[Figure content listings]
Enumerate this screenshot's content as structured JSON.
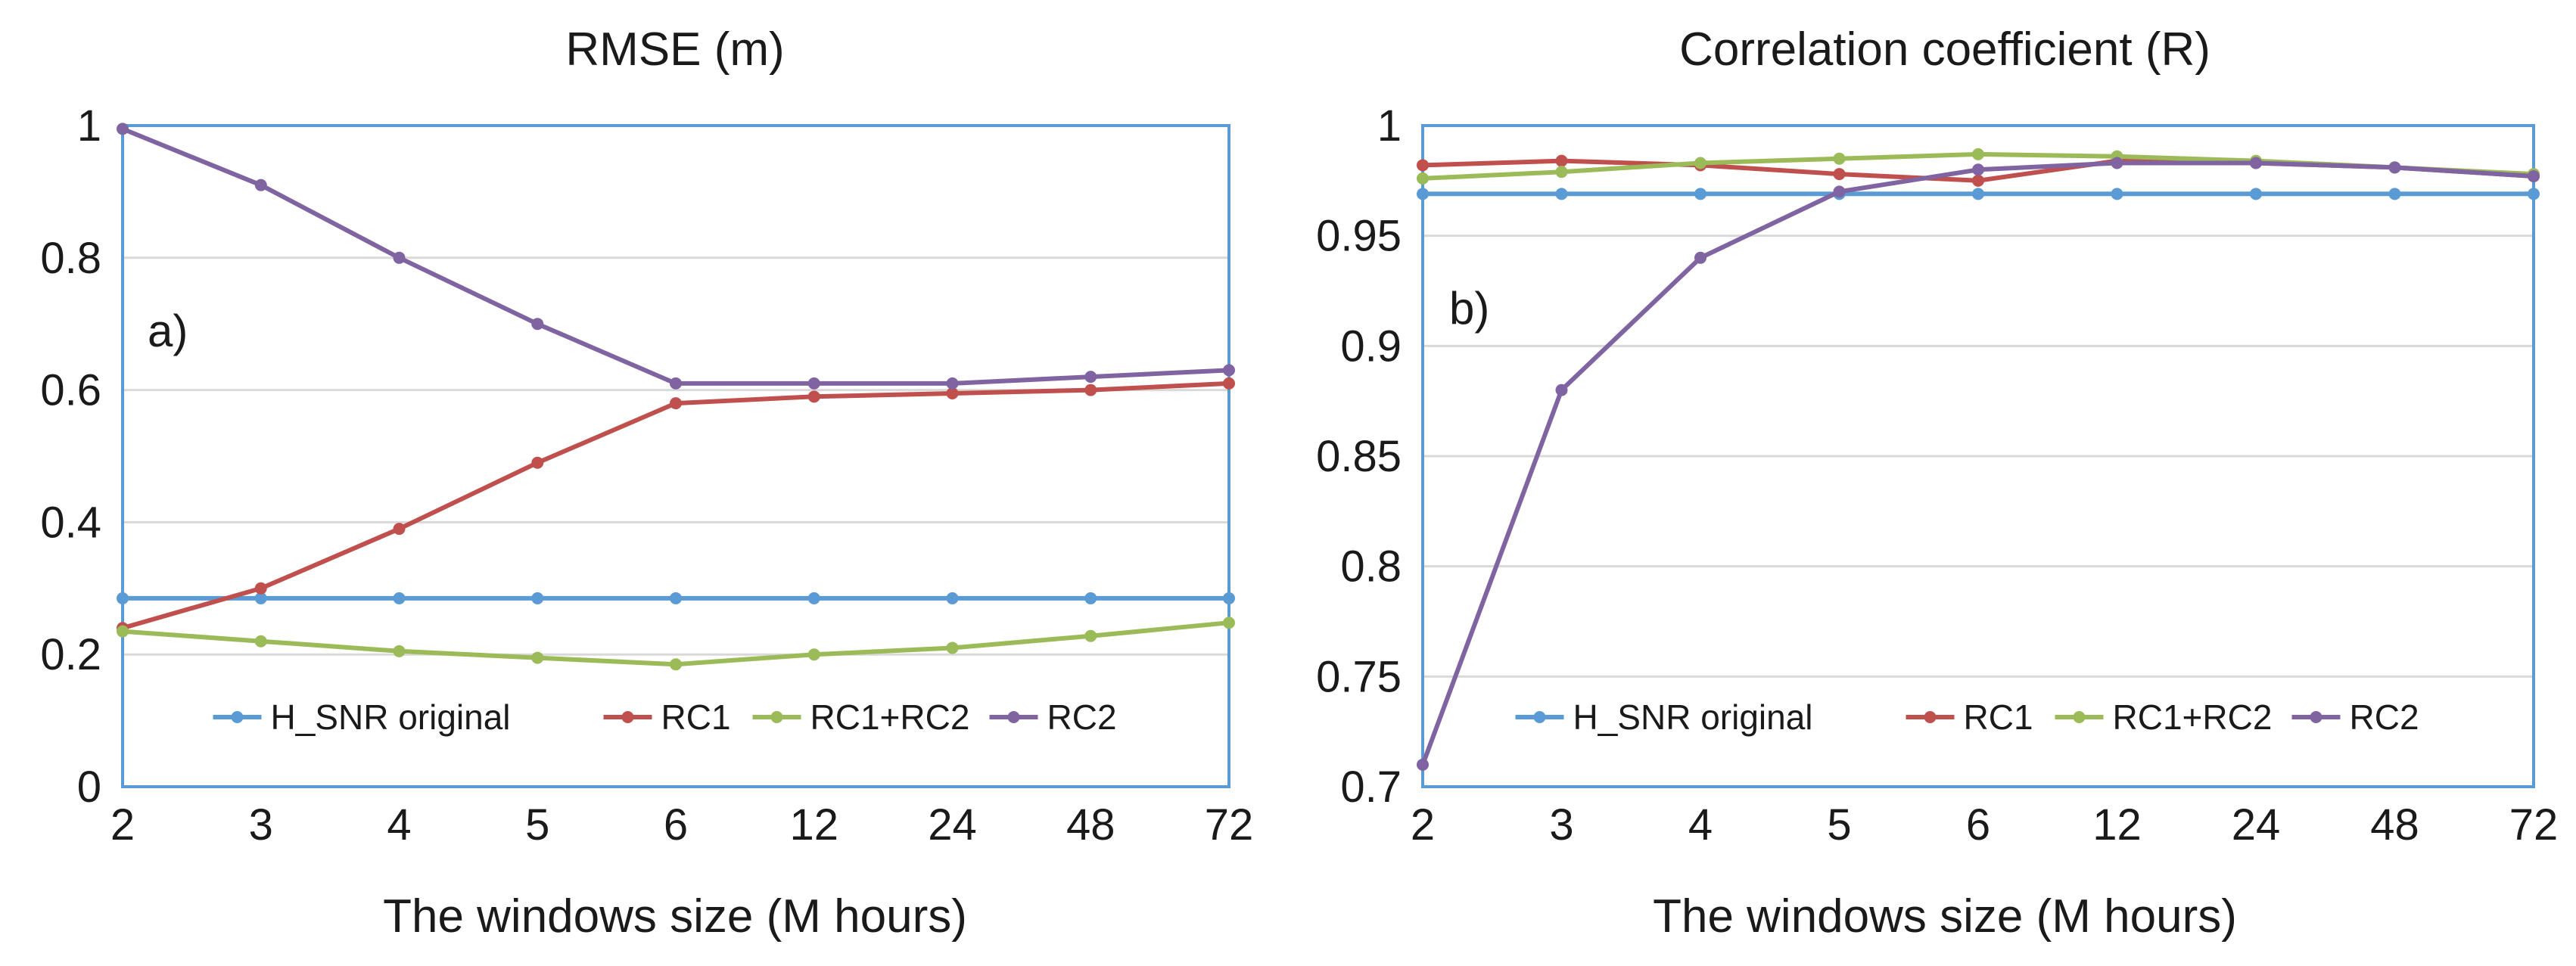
{
  "chart_data": [
    {
      "type": "line",
      "title": "RMSE (m)",
      "panel_label": "a)",
      "xlabel": "The windows size (M hours)",
      "ylabel": "",
      "categories": [
        "2",
        "3",
        "4",
        "5",
        "6",
        "12",
        "24",
        "48",
        "72"
      ],
      "ylim": [
        0,
        1
      ],
      "yticks": [
        0,
        0.2,
        0.4,
        0.6,
        0.8,
        1
      ],
      "ytick_labels": [
        "0",
        "0.2",
        "0.4",
        "0.6",
        "0.8",
        "1"
      ],
      "grid": true,
      "legend": "bottom-center",
      "series": [
        {
          "name": "H_SNR original",
          "color": "#5B9BD5",
          "values": [
            0.285,
            0.285,
            0.285,
            0.285,
            0.285,
            0.285,
            0.285,
            0.285,
            0.285
          ]
        },
        {
          "name": "RC1",
          "color": "#C0504D",
          "values": [
            0.24,
            0.3,
            0.39,
            0.49,
            0.58,
            0.59,
            0.595,
            0.6,
            0.61
          ]
        },
        {
          "name": "RC1+RC2",
          "color": "#9BBB59",
          "values": [
            0.235,
            0.22,
            0.205,
            0.195,
            0.185,
            0.2,
            0.21,
            0.228,
            0.248
          ]
        },
        {
          "name": "RC2",
          "color": "#8064A2",
          "values": [
            0.995,
            0.91,
            0.8,
            0.7,
            0.61,
            0.61,
            0.61,
            0.62,
            0.63
          ]
        }
      ]
    },
    {
      "type": "line",
      "title": "Correlation coefficient (R)",
      "panel_label": "b)",
      "xlabel": "The windows size (M hours)",
      "ylabel": "",
      "categories": [
        "2",
        "3",
        "4",
        "5",
        "6",
        "12",
        "24",
        "48",
        "72"
      ],
      "ylim": [
        0.7,
        1
      ],
      "yticks": [
        0.7,
        0.75,
        0.8,
        0.85,
        0.9,
        0.95,
        1
      ],
      "ytick_labels": [
        "0.7",
        "0.75",
        "0.8",
        "0.85",
        "0.9",
        "0.95",
        "1"
      ],
      "grid": true,
      "legend": "bottom-center",
      "series": [
        {
          "name": "H_SNR original",
          "color": "#5B9BD5",
          "values": [
            0.969,
            0.969,
            0.969,
            0.969,
            0.969,
            0.969,
            0.969,
            0.969,
            0.969
          ]
        },
        {
          "name": "RC1",
          "color": "#C0504D",
          "values": [
            0.982,
            0.984,
            0.982,
            0.978,
            0.975,
            0.984,
            0.983,
            0.981,
            0.977
          ]
        },
        {
          "name": "RC1+RC2",
          "color": "#9BBB59",
          "values": [
            0.976,
            0.979,
            0.983,
            0.985,
            0.987,
            0.986,
            0.984,
            0.981,
            0.978
          ]
        },
        {
          "name": "RC2",
          "color": "#8064A2",
          "values": [
            0.71,
            0.88,
            0.94,
            0.97,
            0.98,
            0.983,
            0.983,
            0.981,
            0.977
          ]
        }
      ]
    }
  ]
}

• **EXERCISE PROMPT**
Exact duplication of all the records is required; pictures are omitted from the copy.

• **REPLY**
Enumerate this screenshot's content as structured JSON.
{
  "chart_data": [
    {
      "type": "line",
      "title": "RMSE (m)",
      "panel_label": "a)",
      "xlabel": "The windows size (M hours)",
      "ylabel": "",
      "categories": [
        "2",
        "3",
        "4",
        "5",
        "6",
        "12",
        "24",
        "48",
        "72"
      ],
      "ylim": [
        0,
        1
      ],
      "yticks": [
        0,
        0.2,
        0.4,
        0.6,
        0.8,
        1
      ],
      "ytick_labels": [
        "0",
        "0.2",
        "0.4",
        "0.6",
        "0.8",
        "1"
      ],
      "grid": true,
      "legend": "bottom-center",
      "series": [
        {
          "name": "H_SNR original",
          "color": "#5B9BD5",
          "values": [
            0.285,
            0.285,
            0.285,
            0.285,
            0.285,
            0.285,
            0.285,
            0.285,
            0.285
          ]
        },
        {
          "name": "RC1",
          "color": "#C0504D",
          "values": [
            0.24,
            0.3,
            0.39,
            0.49,
            0.58,
            0.59,
            0.595,
            0.6,
            0.61
          ]
        },
        {
          "name": "RC1+RC2",
          "color": "#9BBB59",
          "values": [
            0.235,
            0.22,
            0.205,
            0.195,
            0.185,
            0.2,
            0.21,
            0.228,
            0.248
          ]
        },
        {
          "name": "RC2",
          "color": "#8064A2",
          "values": [
            0.995,
            0.91,
            0.8,
            0.7,
            0.61,
            0.61,
            0.61,
            0.62,
            0.63
          ]
        }
      ]
    },
    {
      "type": "line",
      "title": "Correlation coefficient (R)",
      "panel_label": "b)",
      "xlabel": "The windows size (M hours)",
      "ylabel": "",
      "categories": [
        "2",
        "3",
        "4",
        "5",
        "6",
        "12",
        "24",
        "48",
        "72"
      ],
      "ylim": [
        0.7,
        1
      ],
      "yticks": [
        0.7,
        0.75,
        0.8,
        0.85,
        0.9,
        0.95,
        1
      ],
      "ytick_labels": [
        "0.7",
        "0.75",
        "0.8",
        "0.85",
        "0.9",
        "0.95",
        "1"
      ],
      "grid": true,
      "legend": "bottom-center",
      "series": [
        {
          "name": "H_SNR original",
          "color": "#5B9BD5",
          "values": [
            0.969,
            0.969,
            0.969,
            0.969,
            0.969,
            0.969,
            0.969,
            0.969,
            0.969
          ]
        },
        {
          "name": "RC1",
          "color": "#C0504D",
          "values": [
            0.982,
            0.984,
            0.982,
            0.978,
            0.975,
            0.984,
            0.983,
            0.981,
            0.977
          ]
        },
        {
          "name": "RC1+RC2",
          "color": "#9BBB59",
          "values": [
            0.976,
            0.979,
            0.983,
            0.985,
            0.987,
            0.986,
            0.984,
            0.981,
            0.978
          ]
        },
        {
          "name": "RC2",
          "color": "#8064A2",
          "values": [
            0.71,
            0.88,
            0.94,
            0.97,
            0.98,
            0.983,
            0.983,
            0.981,
            0.977
          ]
        }
      ]
    }
  ]
}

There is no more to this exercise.